Task directions -> Write out the listing below in full and exactly, leaving out every picture.
Begin Listing
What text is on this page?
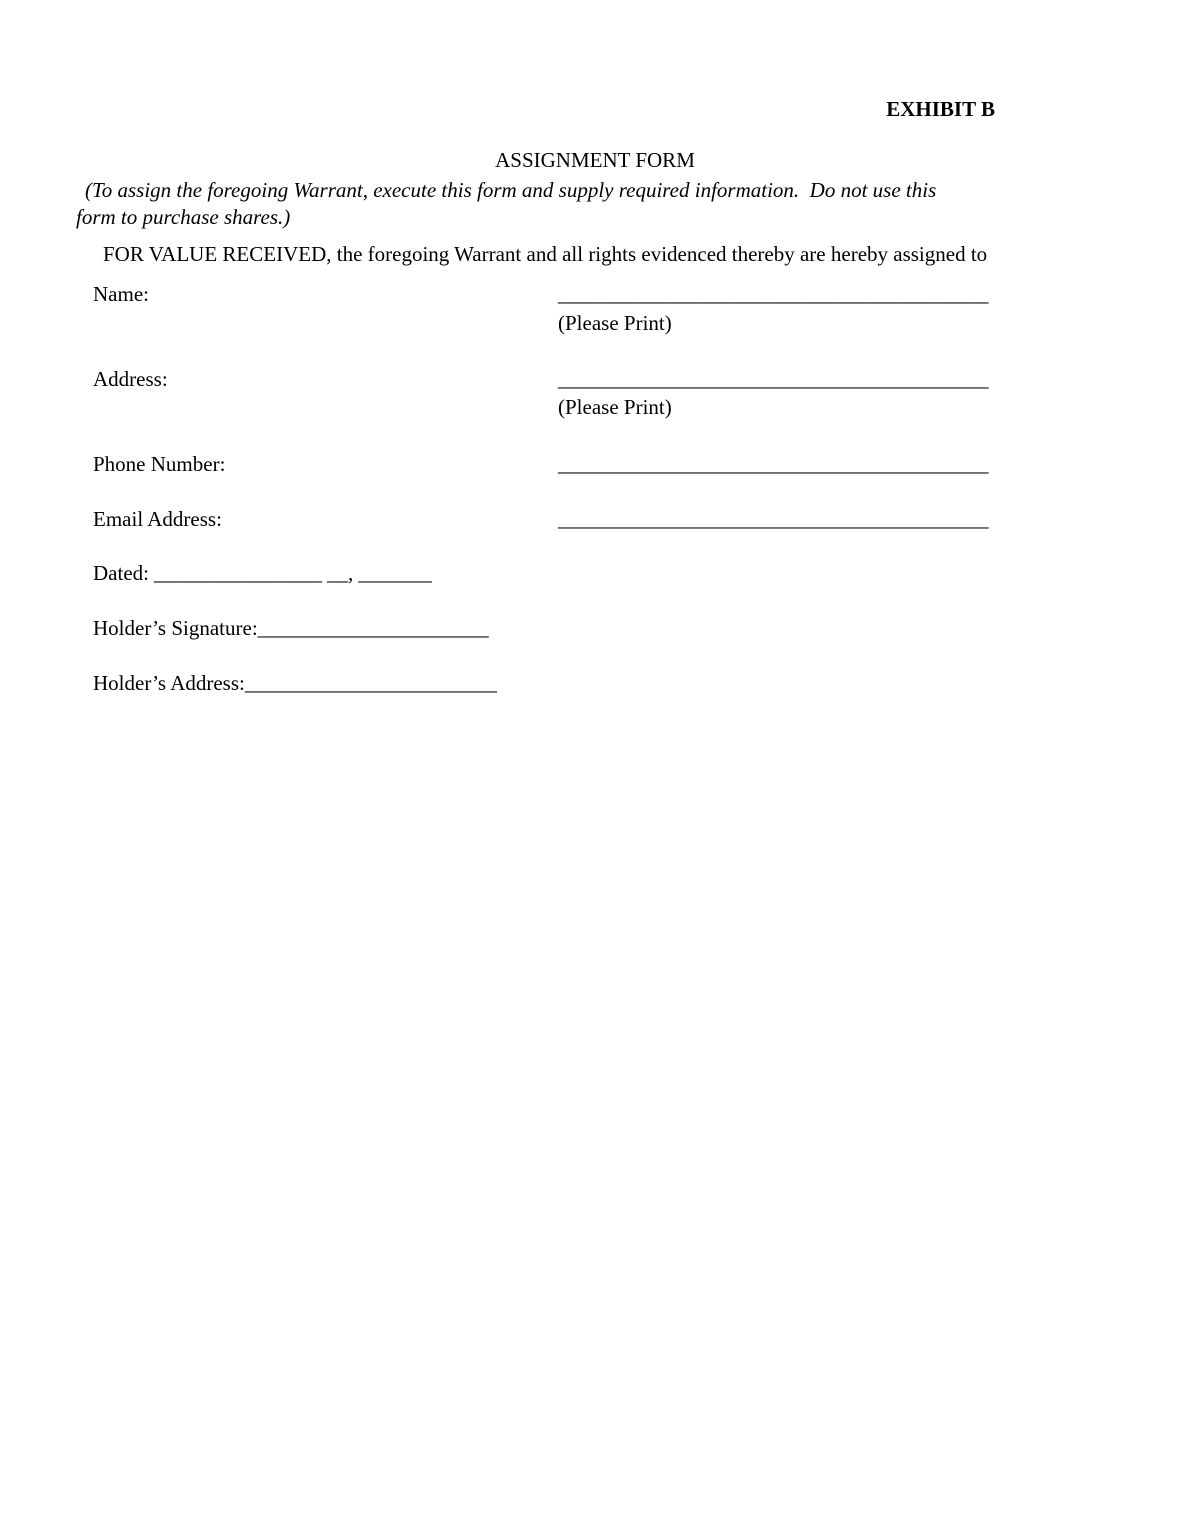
EXHIBIT B
ASSIGNMENT FORM
(To assign the foregoing Warrant, execute this form and supply required information.  Do not use this
form to purchase shares.)
FOR VALUE RECEIVED, the foregoing Warrant and all rights evidenced thereby are hereby assigned to
Name:	_________________________________________
(Please Print)
Address:	_________________________________________
(Please Print)
Phone Number:	_________________________________________
Email Address:	_________________________________________
Dated: ________________ __, _______
Holder’s Signature:______________________
Holder’s Address:________________________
End Listing
Exercise answer ->
What text is on this page?
EXHIBIT B
ASSIGNMENT FORM
(To assign the foregoing Warrant, execute this form and supply required information.  Do not use this
form to purchase shares.)
FOR VALUE RECEIVED, the foregoing Warrant and all rights evidenced thereby are hereby assigned to
Name:	_________________________________________
(Please Print)
Address:	_________________________________________
(Please Print)
Phone Number:	_________________________________________
Email Address:	_________________________________________
Dated: ________________ __, _______
Holder’s Signature:______________________
Holder’s Address:________________________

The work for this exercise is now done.